------ SUPPLIED DATA
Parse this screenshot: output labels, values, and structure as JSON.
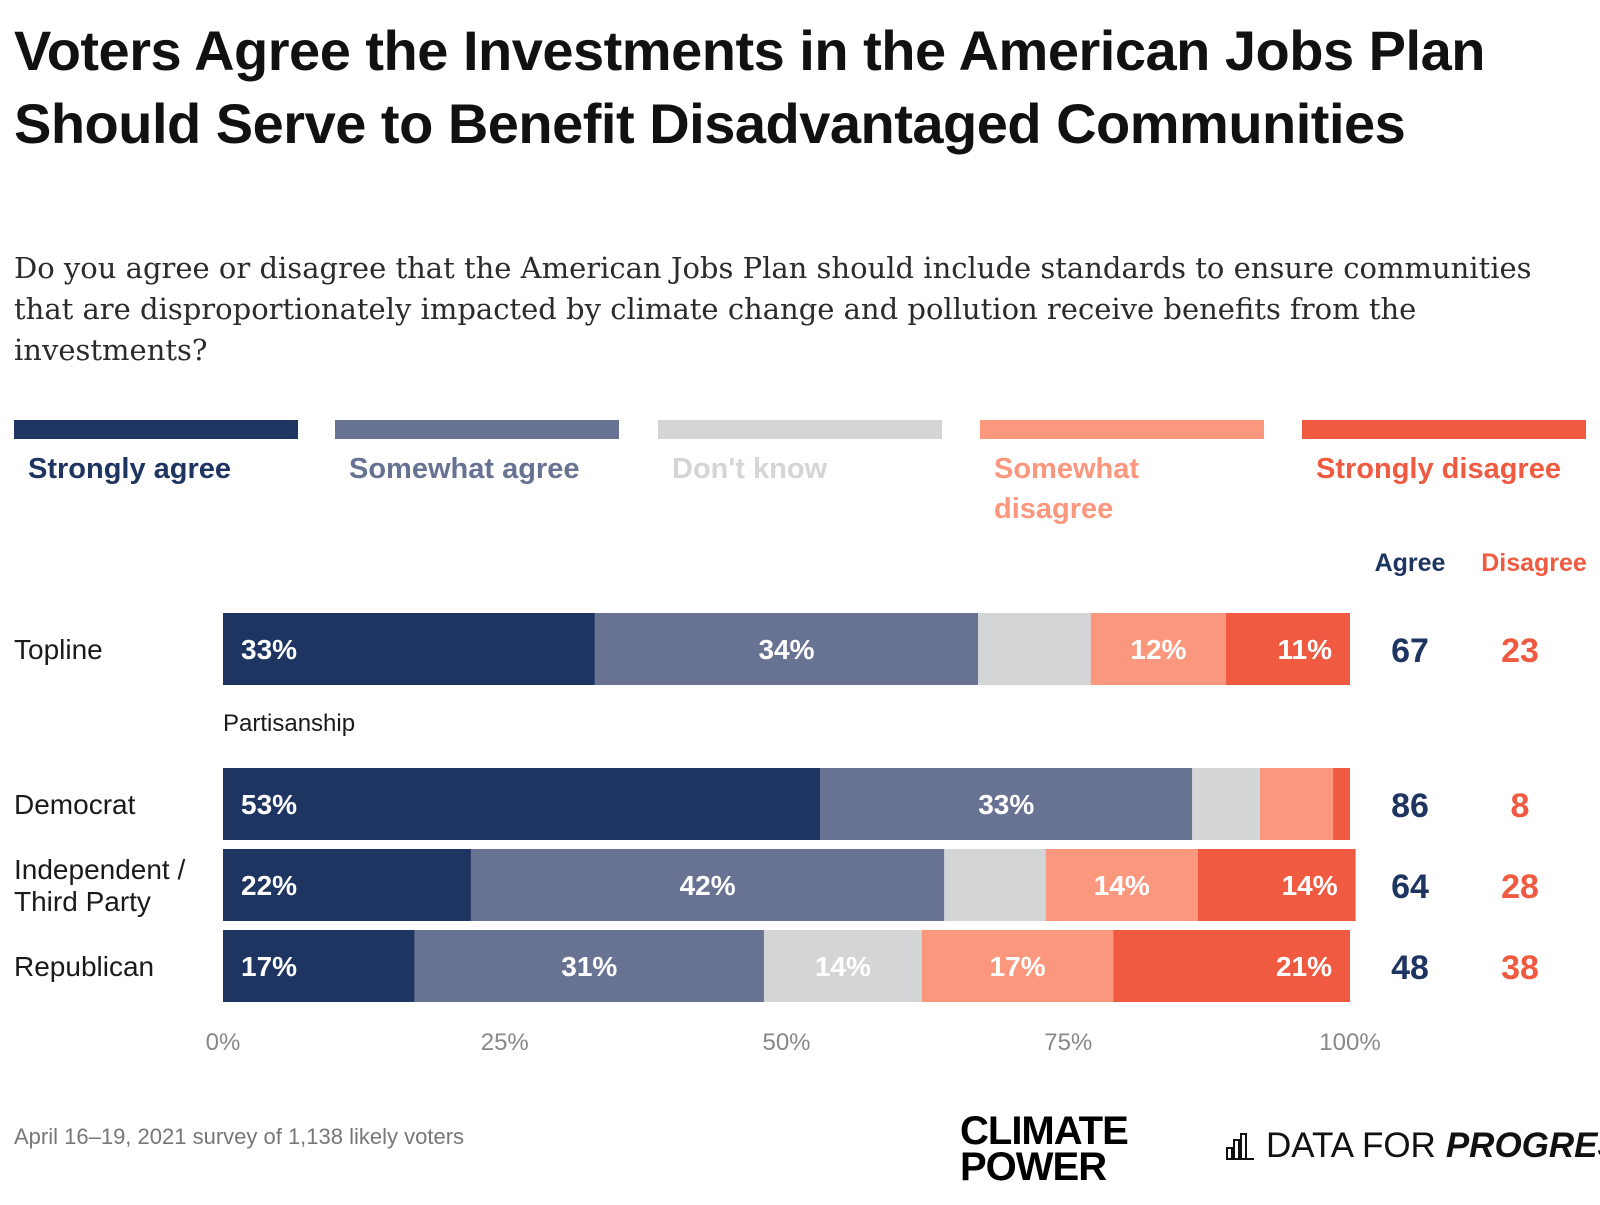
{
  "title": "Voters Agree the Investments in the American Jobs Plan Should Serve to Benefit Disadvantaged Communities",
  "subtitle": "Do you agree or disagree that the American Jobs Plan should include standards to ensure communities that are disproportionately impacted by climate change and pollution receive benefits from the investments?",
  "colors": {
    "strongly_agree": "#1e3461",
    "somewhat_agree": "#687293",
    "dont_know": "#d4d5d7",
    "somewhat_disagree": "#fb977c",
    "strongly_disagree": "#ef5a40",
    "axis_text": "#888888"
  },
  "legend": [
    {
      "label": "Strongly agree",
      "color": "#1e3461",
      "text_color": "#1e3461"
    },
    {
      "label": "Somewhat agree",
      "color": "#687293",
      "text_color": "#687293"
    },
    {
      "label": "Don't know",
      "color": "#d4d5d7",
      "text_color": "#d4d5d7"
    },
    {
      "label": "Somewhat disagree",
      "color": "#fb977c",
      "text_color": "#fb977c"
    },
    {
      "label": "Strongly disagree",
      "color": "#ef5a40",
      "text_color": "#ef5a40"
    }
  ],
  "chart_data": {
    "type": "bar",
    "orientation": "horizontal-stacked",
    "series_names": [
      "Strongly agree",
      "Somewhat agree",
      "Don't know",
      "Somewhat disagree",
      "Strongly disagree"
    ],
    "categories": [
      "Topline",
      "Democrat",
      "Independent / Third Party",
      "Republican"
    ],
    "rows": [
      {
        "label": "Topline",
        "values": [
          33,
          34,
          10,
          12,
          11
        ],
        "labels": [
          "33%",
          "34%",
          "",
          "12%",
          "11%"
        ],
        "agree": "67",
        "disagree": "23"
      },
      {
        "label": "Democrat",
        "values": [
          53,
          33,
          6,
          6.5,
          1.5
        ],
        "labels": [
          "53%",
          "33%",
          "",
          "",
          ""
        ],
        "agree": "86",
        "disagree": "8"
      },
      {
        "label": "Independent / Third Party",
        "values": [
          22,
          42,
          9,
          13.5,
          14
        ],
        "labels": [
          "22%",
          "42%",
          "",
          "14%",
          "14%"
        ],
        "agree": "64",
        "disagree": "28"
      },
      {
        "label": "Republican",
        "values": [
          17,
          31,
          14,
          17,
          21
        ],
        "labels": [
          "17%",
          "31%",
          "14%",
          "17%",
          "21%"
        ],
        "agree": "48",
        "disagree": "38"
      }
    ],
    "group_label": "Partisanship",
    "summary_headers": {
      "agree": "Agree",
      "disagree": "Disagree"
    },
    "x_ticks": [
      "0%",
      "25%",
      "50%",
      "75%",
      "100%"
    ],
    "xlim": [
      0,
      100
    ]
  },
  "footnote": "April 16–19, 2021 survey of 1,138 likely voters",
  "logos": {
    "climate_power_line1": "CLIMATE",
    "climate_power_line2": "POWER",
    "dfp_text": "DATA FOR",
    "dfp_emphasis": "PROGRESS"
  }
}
------------
GIVEN PROBLEM
Copy out each line in the preceding records that contains "Third".

RESPONSE TO THE EXERCISE
      "Independent / Third Party",
        "label": "Independent / Third Party",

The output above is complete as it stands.